> _Data to use_
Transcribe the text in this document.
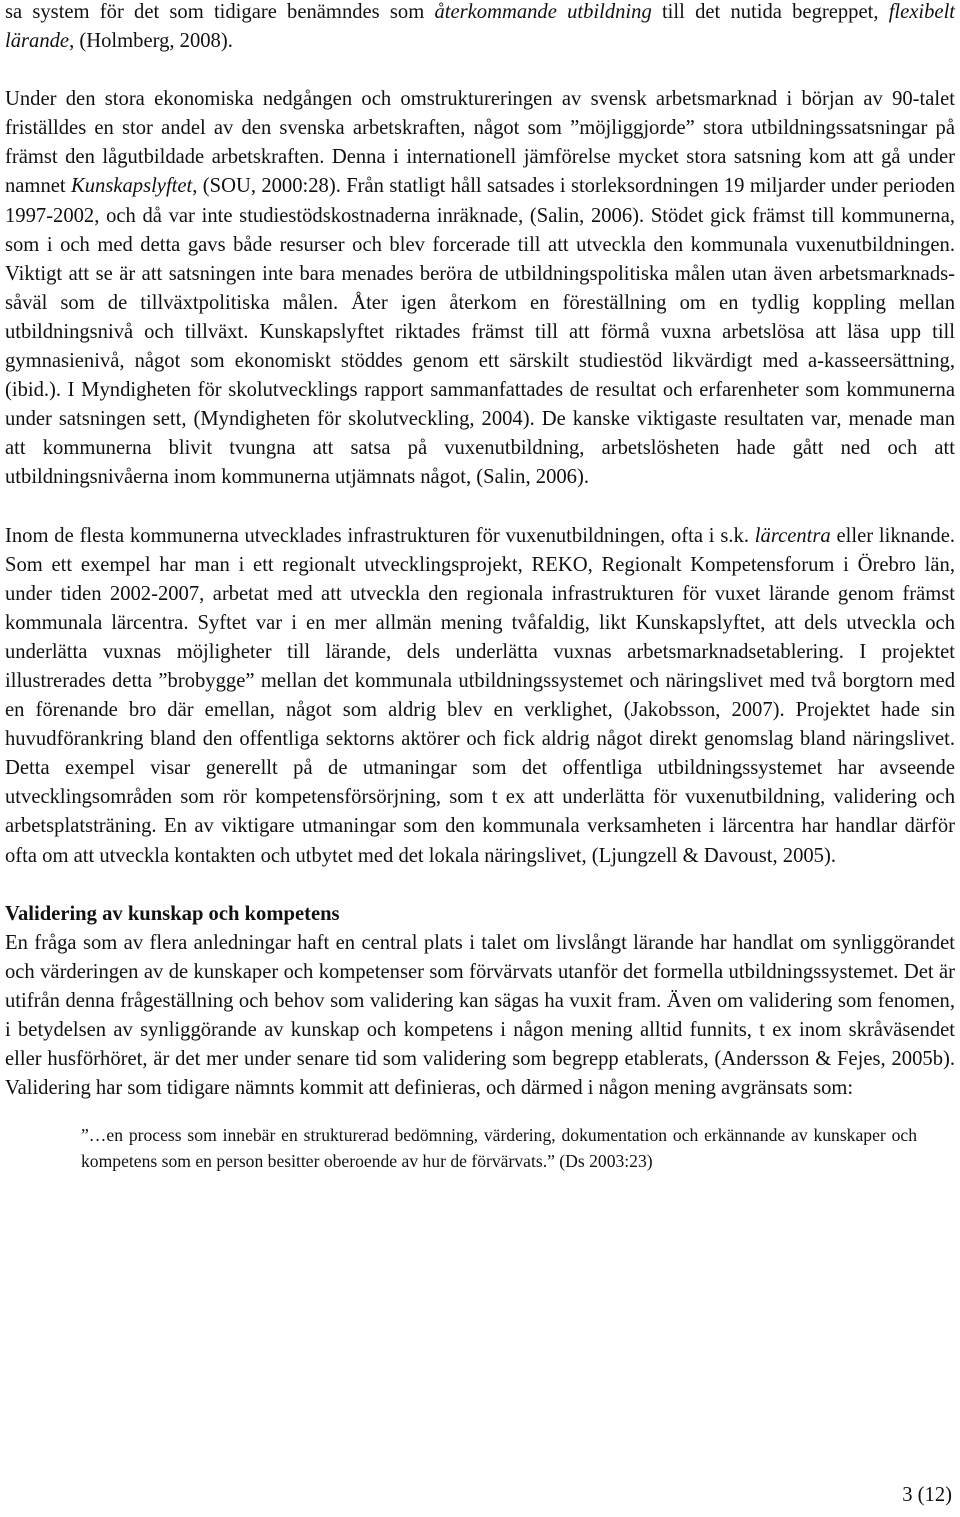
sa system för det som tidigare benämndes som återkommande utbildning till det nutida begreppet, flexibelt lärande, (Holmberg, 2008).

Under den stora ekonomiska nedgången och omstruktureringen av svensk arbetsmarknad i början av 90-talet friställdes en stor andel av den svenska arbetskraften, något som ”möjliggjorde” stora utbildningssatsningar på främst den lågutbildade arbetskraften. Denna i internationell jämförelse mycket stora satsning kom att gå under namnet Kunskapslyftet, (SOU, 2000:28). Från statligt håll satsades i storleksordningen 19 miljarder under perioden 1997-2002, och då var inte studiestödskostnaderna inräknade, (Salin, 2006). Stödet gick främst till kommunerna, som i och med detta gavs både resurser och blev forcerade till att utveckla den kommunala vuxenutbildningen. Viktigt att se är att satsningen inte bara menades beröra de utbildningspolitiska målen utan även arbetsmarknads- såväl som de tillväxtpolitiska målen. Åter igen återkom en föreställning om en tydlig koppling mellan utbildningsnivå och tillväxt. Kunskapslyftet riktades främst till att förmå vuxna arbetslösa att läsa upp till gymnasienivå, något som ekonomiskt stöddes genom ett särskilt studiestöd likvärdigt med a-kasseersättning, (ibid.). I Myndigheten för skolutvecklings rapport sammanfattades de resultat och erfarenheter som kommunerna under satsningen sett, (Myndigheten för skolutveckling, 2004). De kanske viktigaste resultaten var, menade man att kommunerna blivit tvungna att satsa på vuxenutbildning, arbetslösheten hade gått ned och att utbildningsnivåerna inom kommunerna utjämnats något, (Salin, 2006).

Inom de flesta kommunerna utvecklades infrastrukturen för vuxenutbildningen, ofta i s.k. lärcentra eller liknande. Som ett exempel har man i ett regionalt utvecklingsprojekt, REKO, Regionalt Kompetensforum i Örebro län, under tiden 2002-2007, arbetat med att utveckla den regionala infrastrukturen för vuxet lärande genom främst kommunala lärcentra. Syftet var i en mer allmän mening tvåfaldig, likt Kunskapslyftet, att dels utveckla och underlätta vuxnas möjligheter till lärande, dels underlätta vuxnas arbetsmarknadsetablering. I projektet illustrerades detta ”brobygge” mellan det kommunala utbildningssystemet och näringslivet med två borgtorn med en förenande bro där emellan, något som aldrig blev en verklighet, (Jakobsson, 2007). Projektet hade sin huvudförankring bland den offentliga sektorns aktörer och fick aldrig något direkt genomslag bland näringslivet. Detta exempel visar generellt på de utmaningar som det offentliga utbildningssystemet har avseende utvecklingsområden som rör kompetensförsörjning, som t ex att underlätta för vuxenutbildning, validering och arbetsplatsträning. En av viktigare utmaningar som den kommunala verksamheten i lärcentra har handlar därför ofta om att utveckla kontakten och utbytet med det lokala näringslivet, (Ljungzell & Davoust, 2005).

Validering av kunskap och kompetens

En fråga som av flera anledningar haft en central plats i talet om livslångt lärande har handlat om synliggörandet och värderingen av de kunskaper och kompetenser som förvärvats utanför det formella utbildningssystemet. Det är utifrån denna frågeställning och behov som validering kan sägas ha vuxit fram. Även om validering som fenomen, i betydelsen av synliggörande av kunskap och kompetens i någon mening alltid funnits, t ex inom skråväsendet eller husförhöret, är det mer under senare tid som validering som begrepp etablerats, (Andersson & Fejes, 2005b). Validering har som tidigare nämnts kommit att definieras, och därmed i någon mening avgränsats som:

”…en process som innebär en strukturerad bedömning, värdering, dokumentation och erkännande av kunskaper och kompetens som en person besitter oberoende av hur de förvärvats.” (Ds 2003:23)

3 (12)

> _What needs to be done_
The whole listing above is to be printed again exactly; pictures stay out of it.

> _Reply_
Transcribe the text in this document.
sa system för det som tidigare benämndes som återkommande utbildning till det nutida begreppet, flexibelt lärande, (Holmberg, 2008).

Under den stora ekonomiska nedgången och omstruktureringen av svensk arbetsmarknad i början av 90-talet friställdes en stor andel av den svenska arbetskraften, något som ”möjliggjorde” stora utbildningssatsningar på främst den lågutbildade arbetskraften. Denna i internationell jämförelse mycket stora satsning kom att gå under namnet Kunskapslyftet, (SOU, 2000:28). Från statligt håll satsades i storleksordningen 19 miljarder under perioden 1997-2002, och då var inte studiestödskostnaderna inräknade, (Salin, 2006). Stödet gick främst till kommunerna, som i och med detta gavs både resurser och blev forcerade till att utveckla den kommunala vuxenutbildningen. Viktigt att se är att satsningen inte bara menades beröra de utbildningspolitiska målen utan även arbetsmarknads- såväl som de tillväxtpolitiska målen. Åter igen återkom en föreställning om en tydlig koppling mellan utbildningsnivå och tillväxt. Kunskapslyftet riktades främst till att förmå vuxna arbetslösa att läsa upp till gymnasienivå, något som ekonomiskt stöddes genom ett särskilt studiestöd likvärdigt med a-kasseersättning, (ibid.). I Myndigheten för skolutvecklings rapport sammanfattades de resultat och erfarenheter som kommunerna under satsningen sett, (Myndigheten för skolutveckling, 2004). De kanske viktigaste resultaten var, menade man att kommunerna blivit tvungna att satsa på vuxenutbildning, arbetslösheten hade gått ned och att utbildningsnivåerna inom kommunerna utjämnats något, (Salin, 2006).

Inom de flesta kommunerna utvecklades infrastrukturen för vuxenutbildningen, ofta i s.k. lärcentra eller liknande. Som ett exempel har man i ett regionalt utvecklingsprojekt, REKO, Regionalt Kompetensforum i Örebro län, under tiden 2002-2007, arbetat med att utveckla den regionala infrastrukturen för vuxet lärande genom främst kommunala lärcentra. Syftet var i en mer allmän mening tvåfaldig, likt Kunskapslyftet, att dels utveckla och underlätta vuxnas möjligheter till lärande, dels underlätta vuxnas arbetsmarknadsetablering. I projektet illustrerades detta ”brobygge” mellan det kommunala utbildningssystemet och näringslivet med två borgtorn med en förenande bro där emellan, något som aldrig blev en verklighet, (Jakobsson, 2007). Projektet hade sin huvudförankring bland den offentliga sektorns aktörer och fick aldrig något direkt genomslag bland näringslivet. Detta exempel visar generellt på de utmaningar som det offentliga utbildningssystemet har avseende utvecklingsområden som rör kompetensförsörjning, som t ex att underlätta för vuxenutbildning, validering och arbetsplatsträning. En av viktigare utmaningar som den kommunala verksamheten i lärcentra har handlar därför ofta om att utveckla kontakten och utbytet med det lokala näringslivet, (Ljungzell & Davoust, 2005).

Validering av kunskap och kompetens

En fråga som av flera anledningar haft en central plats i talet om livslångt lärande har handlat om synliggörandet och värderingen av de kunskaper och kompetenser som förvärvats utanför det formella utbildningssystemet. Det är utifrån denna frågeställning och behov som validering kan sägas ha vuxit fram. Även om validering som fenomen, i betydelsen av synliggörande av kunskap och kompetens i någon mening alltid funnits, t ex inom skråväsendet eller husförhöret, är det mer under senare tid som validering som begrepp etablerats, (Andersson & Fejes, 2005b). Validering har som tidigare nämnts kommit att definieras, och därmed i någon mening avgränsats som:

”…en process som innebär en strukturerad bedömning, värdering, dokumentation och erkännande av kunskaper och kompetens som en person besitter oberoende av hur de förvärvats.” (Ds 2003:23)

3 (12)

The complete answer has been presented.